■ Supplied records:
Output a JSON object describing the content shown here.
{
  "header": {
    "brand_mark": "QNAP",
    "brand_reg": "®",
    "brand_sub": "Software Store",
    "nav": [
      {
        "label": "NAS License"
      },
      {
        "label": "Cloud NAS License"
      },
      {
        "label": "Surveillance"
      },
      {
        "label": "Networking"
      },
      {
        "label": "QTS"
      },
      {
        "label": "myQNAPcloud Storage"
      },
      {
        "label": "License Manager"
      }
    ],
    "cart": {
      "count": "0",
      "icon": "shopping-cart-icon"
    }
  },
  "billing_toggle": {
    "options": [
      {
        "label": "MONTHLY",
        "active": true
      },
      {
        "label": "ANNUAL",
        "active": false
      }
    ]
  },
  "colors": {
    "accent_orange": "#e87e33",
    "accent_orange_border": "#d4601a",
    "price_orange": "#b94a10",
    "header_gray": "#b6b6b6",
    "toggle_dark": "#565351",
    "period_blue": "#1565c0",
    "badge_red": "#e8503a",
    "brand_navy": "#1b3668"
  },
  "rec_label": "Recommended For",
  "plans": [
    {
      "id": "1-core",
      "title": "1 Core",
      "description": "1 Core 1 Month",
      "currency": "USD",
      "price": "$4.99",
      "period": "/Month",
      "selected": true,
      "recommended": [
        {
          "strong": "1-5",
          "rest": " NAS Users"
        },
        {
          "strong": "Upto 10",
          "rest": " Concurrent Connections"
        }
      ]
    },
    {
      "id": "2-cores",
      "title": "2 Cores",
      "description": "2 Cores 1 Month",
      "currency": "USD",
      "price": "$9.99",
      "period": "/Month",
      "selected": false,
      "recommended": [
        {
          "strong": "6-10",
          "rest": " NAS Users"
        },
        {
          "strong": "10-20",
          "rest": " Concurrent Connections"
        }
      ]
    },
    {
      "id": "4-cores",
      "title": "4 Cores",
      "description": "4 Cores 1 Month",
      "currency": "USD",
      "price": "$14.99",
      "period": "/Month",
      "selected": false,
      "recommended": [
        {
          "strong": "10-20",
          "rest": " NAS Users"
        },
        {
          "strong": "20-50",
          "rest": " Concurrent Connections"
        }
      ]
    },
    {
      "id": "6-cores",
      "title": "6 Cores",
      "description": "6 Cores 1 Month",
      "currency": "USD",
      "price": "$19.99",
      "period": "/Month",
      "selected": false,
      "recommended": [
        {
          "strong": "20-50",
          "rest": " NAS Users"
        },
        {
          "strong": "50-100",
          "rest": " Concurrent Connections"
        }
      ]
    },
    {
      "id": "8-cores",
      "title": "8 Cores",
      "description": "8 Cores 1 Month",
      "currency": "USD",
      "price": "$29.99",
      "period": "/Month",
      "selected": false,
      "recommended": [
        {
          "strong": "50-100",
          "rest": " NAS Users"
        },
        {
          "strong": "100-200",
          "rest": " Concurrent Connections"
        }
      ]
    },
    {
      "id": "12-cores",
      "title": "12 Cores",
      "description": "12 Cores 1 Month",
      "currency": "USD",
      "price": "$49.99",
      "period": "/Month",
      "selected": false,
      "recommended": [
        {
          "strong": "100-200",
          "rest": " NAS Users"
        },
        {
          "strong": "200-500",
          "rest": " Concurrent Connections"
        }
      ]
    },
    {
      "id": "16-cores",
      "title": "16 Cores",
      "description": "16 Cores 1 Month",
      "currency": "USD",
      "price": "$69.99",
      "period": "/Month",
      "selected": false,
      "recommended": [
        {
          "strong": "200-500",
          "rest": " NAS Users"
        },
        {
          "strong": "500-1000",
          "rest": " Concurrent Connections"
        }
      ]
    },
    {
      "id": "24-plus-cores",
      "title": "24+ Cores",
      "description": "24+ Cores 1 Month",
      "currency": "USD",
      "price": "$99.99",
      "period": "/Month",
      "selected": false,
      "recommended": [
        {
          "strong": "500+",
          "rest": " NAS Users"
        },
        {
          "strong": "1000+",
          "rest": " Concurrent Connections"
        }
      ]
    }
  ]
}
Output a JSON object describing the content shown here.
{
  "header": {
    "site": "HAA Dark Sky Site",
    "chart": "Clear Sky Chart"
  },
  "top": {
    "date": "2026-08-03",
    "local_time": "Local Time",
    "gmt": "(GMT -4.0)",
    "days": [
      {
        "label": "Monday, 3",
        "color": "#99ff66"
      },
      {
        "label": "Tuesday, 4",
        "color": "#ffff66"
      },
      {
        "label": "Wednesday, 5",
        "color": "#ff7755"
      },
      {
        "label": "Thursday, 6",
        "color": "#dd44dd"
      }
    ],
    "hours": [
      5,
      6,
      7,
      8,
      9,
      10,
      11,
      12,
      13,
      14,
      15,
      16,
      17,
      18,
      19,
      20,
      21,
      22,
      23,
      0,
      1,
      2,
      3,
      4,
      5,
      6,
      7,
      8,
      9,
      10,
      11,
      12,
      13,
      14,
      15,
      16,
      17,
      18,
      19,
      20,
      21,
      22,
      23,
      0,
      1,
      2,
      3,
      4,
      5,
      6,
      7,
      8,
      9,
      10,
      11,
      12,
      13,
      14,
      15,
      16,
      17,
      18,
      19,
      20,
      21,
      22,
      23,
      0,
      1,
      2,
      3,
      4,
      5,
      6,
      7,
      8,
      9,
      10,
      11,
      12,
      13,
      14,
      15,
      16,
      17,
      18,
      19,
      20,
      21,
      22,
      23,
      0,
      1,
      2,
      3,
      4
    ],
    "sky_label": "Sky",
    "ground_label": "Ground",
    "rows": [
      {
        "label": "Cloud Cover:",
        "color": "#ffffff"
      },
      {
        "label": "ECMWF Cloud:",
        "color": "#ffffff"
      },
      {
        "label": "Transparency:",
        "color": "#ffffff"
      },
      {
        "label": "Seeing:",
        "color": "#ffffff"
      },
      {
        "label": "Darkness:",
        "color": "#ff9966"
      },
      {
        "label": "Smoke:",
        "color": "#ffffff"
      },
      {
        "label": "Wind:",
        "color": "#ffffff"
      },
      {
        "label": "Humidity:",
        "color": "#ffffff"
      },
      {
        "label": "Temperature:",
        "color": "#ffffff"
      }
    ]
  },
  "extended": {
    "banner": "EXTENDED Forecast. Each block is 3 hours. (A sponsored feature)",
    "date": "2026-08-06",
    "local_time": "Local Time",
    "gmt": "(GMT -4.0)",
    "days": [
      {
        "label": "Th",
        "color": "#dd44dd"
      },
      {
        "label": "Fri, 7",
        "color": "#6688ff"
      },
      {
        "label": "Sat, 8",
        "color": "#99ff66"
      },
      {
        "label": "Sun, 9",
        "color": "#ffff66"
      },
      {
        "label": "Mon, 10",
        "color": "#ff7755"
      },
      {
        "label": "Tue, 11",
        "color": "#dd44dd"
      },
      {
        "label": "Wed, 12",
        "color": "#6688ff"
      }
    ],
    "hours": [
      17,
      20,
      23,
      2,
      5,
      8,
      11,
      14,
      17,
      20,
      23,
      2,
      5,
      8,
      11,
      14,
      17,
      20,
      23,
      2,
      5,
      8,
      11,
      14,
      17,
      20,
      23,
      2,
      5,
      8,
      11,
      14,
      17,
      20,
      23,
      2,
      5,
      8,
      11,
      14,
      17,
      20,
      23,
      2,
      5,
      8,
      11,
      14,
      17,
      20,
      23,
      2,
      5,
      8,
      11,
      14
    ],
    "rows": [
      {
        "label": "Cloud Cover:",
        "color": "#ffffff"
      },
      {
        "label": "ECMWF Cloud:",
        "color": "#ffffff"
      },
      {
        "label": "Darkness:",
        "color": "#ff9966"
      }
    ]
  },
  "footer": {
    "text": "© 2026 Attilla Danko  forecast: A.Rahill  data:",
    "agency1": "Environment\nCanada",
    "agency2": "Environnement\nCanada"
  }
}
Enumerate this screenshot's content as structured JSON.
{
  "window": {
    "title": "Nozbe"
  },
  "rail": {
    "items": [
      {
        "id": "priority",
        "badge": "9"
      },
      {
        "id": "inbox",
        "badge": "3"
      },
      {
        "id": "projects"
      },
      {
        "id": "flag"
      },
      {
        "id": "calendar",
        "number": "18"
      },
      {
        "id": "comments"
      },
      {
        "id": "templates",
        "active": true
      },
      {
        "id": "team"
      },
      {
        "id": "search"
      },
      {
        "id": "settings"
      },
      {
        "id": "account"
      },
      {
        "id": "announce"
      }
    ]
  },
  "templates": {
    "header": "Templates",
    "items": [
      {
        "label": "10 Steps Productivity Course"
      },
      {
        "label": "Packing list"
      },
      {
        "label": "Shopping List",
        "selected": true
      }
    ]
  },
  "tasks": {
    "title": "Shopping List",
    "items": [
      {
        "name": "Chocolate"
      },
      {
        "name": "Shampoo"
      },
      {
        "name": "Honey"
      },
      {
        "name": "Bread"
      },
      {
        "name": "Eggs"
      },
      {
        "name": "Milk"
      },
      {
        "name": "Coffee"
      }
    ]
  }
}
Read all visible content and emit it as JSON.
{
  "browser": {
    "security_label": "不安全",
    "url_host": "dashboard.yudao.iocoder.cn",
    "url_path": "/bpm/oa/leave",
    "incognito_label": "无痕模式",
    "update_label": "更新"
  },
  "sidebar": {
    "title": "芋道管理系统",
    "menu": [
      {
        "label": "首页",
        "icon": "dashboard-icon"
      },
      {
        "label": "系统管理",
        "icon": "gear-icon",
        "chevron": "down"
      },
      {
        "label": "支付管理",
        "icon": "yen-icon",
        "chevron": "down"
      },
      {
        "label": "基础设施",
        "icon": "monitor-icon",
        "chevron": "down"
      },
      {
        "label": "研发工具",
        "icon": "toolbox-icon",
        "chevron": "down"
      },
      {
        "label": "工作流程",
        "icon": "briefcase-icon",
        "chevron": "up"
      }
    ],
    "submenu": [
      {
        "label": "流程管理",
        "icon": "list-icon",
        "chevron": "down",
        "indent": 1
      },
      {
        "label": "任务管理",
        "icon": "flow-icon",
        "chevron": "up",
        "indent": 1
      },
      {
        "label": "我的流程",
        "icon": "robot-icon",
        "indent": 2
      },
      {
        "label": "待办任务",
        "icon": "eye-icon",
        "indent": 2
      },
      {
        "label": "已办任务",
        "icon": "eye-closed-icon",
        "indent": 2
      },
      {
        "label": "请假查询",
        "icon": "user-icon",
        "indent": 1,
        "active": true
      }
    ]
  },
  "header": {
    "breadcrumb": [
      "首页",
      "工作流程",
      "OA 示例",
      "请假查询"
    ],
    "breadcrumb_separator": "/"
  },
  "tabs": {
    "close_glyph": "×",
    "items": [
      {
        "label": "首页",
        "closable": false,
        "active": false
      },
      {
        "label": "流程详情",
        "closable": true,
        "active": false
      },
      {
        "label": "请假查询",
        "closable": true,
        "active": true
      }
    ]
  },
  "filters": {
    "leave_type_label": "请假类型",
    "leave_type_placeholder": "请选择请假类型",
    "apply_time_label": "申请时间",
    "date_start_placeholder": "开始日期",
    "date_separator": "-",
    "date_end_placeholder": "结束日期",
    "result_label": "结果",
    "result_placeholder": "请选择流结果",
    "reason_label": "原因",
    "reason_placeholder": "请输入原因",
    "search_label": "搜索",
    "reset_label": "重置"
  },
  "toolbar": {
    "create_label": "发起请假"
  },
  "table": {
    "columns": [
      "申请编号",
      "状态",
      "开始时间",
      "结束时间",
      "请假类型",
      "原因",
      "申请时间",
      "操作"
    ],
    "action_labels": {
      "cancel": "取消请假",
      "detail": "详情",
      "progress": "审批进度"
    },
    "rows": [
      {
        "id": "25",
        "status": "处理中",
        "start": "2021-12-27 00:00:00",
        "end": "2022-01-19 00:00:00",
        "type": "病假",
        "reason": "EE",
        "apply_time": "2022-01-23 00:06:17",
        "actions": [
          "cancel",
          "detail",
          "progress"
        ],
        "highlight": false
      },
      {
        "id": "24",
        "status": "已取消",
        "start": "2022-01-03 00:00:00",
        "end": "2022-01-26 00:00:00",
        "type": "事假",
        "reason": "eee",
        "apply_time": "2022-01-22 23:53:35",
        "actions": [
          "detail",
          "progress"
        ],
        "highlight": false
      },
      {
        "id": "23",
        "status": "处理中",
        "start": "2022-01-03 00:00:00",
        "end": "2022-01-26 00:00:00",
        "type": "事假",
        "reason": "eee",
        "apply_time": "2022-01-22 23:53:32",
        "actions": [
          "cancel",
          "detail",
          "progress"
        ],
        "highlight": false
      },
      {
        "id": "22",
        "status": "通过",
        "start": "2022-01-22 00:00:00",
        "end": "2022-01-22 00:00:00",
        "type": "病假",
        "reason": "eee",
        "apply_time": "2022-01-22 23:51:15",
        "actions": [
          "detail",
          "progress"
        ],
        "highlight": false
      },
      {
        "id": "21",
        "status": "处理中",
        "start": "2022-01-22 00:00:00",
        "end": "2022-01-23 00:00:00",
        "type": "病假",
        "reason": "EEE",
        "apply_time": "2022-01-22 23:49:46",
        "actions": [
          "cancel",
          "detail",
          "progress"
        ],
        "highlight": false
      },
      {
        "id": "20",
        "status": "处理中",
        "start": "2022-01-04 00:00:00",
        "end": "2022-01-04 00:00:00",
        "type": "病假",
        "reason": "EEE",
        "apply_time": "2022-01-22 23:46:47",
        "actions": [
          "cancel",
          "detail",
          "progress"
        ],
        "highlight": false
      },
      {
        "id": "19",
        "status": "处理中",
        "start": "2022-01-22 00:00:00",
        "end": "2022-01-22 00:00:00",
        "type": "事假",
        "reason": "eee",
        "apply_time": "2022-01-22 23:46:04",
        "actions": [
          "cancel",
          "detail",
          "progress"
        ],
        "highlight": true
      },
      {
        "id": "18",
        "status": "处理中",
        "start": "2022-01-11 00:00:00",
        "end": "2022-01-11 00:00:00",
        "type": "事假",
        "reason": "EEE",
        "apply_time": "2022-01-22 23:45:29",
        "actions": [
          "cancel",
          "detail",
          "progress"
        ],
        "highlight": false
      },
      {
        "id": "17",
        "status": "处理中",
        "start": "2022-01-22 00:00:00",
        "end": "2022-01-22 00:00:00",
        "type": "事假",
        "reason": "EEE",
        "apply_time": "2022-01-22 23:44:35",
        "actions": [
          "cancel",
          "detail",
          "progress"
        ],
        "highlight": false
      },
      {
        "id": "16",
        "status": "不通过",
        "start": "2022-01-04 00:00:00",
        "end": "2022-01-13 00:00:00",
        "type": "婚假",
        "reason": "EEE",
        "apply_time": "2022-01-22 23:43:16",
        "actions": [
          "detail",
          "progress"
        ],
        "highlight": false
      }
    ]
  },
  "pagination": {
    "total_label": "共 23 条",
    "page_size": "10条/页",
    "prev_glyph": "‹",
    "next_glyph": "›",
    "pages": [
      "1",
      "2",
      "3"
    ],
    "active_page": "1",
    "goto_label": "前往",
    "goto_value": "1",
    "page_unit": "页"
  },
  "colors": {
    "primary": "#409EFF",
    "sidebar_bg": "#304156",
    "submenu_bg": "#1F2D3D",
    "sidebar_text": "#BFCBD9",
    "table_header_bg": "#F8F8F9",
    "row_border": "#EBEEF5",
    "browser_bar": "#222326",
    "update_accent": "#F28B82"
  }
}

■ What you should do:
From the entries above, select each line containing the string "dashboard".

■ Answer for the task:
    "url_host": "dashboard.yudao.iocoder.cn",
        "icon": "dashboard-icon"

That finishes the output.